Boxed element entries:
--- Start ---
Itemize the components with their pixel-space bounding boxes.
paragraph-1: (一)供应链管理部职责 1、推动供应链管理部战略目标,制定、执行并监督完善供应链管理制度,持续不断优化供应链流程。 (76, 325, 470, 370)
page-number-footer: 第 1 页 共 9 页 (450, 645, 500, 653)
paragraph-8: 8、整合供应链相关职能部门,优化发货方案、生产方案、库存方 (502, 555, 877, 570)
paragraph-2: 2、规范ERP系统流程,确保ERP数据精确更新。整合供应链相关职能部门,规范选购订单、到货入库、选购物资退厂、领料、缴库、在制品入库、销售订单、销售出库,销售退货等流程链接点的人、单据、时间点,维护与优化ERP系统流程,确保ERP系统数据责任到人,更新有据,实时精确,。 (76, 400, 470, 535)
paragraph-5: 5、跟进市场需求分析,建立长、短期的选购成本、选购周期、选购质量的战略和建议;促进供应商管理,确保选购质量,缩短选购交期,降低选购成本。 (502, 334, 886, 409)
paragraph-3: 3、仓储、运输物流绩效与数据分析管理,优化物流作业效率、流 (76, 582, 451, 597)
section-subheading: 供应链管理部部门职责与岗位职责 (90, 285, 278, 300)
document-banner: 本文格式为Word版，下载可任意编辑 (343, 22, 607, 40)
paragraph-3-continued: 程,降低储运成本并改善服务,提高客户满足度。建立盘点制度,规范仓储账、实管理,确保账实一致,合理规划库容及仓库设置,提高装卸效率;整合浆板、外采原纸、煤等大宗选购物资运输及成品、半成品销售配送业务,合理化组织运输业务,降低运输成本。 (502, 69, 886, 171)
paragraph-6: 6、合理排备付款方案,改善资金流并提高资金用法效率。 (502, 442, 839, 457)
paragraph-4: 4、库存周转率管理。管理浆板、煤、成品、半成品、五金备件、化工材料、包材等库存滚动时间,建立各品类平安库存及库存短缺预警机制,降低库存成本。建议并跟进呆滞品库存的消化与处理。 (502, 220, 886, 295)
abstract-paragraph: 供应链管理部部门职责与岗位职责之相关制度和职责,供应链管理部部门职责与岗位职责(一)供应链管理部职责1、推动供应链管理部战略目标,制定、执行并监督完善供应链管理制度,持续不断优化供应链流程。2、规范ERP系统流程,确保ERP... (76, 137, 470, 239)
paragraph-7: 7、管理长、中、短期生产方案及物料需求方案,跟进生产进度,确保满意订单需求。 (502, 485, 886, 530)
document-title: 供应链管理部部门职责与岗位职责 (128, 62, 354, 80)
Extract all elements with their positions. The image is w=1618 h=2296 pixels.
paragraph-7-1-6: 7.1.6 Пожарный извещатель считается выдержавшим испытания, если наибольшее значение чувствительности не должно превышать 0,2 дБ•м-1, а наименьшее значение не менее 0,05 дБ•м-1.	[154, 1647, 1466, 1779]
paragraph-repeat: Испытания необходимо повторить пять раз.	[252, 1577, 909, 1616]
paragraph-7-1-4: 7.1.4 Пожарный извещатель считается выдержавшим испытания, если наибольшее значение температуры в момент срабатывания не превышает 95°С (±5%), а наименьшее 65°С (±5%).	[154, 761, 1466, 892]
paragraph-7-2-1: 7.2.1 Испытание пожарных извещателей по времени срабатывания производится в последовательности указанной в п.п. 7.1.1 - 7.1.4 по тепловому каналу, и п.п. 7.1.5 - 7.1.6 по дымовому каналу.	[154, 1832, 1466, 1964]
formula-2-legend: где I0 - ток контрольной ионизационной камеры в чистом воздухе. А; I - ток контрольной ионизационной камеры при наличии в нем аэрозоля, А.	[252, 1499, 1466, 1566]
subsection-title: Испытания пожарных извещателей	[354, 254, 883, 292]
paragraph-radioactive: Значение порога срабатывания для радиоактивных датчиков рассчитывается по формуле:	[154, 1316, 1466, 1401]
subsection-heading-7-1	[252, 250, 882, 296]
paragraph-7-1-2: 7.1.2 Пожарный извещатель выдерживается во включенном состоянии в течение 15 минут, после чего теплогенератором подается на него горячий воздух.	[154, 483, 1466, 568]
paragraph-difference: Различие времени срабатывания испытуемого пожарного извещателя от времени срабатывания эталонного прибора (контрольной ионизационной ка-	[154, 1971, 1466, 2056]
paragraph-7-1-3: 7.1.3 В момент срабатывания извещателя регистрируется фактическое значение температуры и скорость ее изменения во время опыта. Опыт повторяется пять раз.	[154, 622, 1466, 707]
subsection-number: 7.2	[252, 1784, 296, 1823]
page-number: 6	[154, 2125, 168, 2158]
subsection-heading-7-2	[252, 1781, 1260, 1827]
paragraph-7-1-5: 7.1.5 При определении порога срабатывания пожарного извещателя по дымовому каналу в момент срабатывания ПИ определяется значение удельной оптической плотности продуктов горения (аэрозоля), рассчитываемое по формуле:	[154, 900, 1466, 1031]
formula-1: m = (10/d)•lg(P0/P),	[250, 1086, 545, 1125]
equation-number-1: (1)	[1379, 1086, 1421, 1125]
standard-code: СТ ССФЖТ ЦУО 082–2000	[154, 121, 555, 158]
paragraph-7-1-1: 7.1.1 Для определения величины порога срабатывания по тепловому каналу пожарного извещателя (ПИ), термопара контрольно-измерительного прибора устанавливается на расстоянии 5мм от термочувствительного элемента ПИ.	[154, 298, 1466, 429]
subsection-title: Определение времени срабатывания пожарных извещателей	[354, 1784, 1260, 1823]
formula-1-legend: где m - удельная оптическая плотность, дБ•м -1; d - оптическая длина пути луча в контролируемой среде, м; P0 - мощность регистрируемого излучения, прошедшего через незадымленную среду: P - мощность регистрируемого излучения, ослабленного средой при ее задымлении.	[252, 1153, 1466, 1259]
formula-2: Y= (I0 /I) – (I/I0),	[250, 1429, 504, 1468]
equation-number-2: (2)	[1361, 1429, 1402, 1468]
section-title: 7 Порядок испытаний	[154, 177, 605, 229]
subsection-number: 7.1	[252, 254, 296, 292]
--- End ---
▸ **WHAT IS NEEDED**
Reproduce the material from its beginning through the line containing "400, 470, 535)", substituting "image-space" for "pixel-space" and leaving everything else unchanged.

▸ **EXERCISE ANSWER**
Itemize the components with their image-space bounding boxes.
paragraph-1: (一)供应链管理部职责 1、推动供应链管理部战略目标,制定、执行并监督完善供应链管理制度,持续不断优化供应链流程。 (76, 325, 470, 370)
page-number-footer: 第 1 页 共 9 页 (450, 645, 500, 653)
paragraph-8: 8、整合供应链相关职能部门,优化发货方案、生产方案、库存方 (502, 555, 877, 570)
paragraph-2: 2、规范ERP系统流程,确保ERP数据精确更新。整合供应链相关职能部门,规范选购订单、到货入库、选购物资退厂、领料、缴库、在制品入库、销售订单、销售出库,销售退货等流程链接点的人、单据、时间点,维护与优化ERP系统流程,确保ERP系统数据责任到人,更新有据,实时精确,。 (76, 400, 470, 535)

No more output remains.